What is expected: Using the records that follow, copy every line containing the word "from".

— Start of Stored data —

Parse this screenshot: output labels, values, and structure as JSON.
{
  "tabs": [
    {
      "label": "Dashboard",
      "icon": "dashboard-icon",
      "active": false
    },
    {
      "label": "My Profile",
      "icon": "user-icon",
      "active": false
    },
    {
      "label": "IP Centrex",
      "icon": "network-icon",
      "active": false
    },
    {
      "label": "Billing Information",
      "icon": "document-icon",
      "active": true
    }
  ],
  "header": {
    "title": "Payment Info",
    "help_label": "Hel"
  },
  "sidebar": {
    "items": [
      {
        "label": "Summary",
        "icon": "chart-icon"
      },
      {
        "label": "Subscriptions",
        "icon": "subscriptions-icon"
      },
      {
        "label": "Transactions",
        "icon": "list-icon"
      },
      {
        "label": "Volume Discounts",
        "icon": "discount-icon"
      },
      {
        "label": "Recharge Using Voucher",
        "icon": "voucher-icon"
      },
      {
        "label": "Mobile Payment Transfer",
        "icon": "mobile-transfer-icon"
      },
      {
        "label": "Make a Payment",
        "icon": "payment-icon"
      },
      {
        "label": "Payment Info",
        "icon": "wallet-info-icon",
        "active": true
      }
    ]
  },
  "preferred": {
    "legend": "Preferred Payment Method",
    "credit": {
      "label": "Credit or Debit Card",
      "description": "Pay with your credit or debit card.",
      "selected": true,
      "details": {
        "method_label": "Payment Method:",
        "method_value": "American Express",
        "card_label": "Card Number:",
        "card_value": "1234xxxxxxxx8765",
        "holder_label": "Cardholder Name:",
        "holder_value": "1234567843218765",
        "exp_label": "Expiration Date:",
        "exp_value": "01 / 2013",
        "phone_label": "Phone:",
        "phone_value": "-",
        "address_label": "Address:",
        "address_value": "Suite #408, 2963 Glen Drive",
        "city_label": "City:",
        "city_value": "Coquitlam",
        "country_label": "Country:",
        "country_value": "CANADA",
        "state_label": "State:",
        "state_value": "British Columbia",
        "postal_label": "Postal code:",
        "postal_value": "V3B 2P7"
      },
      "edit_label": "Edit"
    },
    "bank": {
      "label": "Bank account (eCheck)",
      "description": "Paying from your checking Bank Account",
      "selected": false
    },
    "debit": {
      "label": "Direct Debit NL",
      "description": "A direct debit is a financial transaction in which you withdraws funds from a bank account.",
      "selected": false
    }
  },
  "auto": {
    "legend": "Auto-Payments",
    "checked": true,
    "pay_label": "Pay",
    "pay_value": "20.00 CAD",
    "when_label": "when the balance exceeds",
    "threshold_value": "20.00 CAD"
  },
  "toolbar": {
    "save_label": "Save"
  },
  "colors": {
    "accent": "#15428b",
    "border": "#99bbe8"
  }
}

— End of Stored data —

Solution:
      "description": "Paying from your checking Bank Account",
      "description": "A direct debit is a financial transaction in which you withdraws funds from a bank account.",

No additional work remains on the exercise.